## What to work on
Using the material that follows, identify and copy each line with the string "opacity".

<<<<

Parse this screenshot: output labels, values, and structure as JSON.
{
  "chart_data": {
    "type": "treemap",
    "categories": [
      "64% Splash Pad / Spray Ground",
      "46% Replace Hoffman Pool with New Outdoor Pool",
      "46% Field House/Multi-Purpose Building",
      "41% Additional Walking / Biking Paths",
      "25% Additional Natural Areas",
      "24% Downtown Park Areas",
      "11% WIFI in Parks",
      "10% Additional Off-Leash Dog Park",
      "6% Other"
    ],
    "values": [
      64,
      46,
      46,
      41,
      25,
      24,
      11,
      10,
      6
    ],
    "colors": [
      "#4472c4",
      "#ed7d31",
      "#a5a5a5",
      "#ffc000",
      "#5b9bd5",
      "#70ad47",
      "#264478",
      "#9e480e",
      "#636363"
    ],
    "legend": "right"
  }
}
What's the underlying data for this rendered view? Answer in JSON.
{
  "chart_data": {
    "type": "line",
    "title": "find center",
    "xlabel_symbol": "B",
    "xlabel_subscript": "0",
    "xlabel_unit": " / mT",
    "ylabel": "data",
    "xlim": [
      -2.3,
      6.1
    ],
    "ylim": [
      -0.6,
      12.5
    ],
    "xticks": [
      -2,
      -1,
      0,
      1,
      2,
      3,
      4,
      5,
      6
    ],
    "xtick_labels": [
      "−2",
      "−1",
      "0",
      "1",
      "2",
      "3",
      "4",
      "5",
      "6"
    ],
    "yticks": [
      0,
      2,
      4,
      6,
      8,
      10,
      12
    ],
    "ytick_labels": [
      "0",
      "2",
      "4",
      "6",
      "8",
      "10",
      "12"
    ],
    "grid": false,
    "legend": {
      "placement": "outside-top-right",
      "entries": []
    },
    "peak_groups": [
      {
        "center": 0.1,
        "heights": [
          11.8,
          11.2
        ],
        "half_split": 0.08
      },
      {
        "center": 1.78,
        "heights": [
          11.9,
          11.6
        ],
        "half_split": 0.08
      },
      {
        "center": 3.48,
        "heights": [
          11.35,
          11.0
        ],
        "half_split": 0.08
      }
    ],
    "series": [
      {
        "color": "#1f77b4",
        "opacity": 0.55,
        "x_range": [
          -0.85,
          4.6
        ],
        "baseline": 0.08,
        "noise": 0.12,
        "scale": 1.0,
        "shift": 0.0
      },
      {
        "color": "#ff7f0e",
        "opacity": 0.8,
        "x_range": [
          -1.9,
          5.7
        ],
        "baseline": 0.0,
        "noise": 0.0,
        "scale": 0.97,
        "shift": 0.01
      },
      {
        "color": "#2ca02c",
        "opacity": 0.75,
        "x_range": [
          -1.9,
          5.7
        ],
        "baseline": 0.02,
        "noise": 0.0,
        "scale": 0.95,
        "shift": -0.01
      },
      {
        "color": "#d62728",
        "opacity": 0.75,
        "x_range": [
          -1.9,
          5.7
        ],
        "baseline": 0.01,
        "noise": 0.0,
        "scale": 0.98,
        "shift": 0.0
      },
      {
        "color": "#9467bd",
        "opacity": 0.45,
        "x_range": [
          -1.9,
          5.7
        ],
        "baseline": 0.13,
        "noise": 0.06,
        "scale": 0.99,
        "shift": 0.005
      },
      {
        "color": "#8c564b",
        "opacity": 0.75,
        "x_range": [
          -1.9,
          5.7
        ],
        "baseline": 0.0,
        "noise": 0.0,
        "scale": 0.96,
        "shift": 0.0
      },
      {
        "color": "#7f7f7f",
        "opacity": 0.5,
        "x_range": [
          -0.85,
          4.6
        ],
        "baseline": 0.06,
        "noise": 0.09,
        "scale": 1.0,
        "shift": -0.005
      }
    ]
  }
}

>>>>

## Answer to this exercise
        "opacity": 0.55,
        "opacity": 0.8,
        "opacity": 0.75,
        "opacity": 0.75,
        "opacity": 0.45,
        "opacity": 0.75,
        "opacity": 0.5,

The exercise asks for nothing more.